(Recorded data)
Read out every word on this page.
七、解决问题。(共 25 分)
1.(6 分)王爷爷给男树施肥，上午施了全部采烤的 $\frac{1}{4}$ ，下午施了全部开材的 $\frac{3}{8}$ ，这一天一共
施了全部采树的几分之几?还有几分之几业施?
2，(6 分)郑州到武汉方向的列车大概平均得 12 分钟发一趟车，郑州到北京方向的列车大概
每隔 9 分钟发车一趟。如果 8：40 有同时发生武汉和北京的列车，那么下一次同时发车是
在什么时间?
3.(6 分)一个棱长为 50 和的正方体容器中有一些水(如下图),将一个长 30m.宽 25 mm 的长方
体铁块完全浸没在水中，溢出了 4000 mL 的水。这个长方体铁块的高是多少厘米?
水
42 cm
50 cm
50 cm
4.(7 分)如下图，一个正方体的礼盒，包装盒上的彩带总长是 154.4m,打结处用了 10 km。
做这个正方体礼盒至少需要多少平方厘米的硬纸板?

**Requirement:**
Give back the data above exactly as it appears.

**Result of this task:**
Read out every word on this page.
七、解决问题。(共 25 分)
1.(6 分)王爷爷给男树施肥，上午施了全部采烤的 $\frac{1}{4}$ ，下午施了全部开材的 $\frac{3}{8}$ ，这一天一共
施了全部采树的几分之几?还有几分之几业施?
2，(6 分)郑州到武汉方向的列车大概平均得 12 分钟发一趟车，郑州到北京方向的列车大概
每隔 9 分钟发车一趟。如果 8：40 有同时发生武汉和北京的列车，那么下一次同时发车是
在什么时间?
3.(6 分)一个棱长为 50 和的正方体容器中有一些水(如下图),将一个长 30m.宽 25 mm 的长方
体铁块完全浸没在水中，溢出了 4000 mL 的水。这个长方体铁块的高是多少厘米?
水
42 cm
50 cm
50 cm
4.(7 分)如下图，一个正方体的礼盒，包装盒上的彩带总长是 154.4m,打结处用了 10 km。
做这个正方体礼盒至少需要多少平方厘米的硬纸板?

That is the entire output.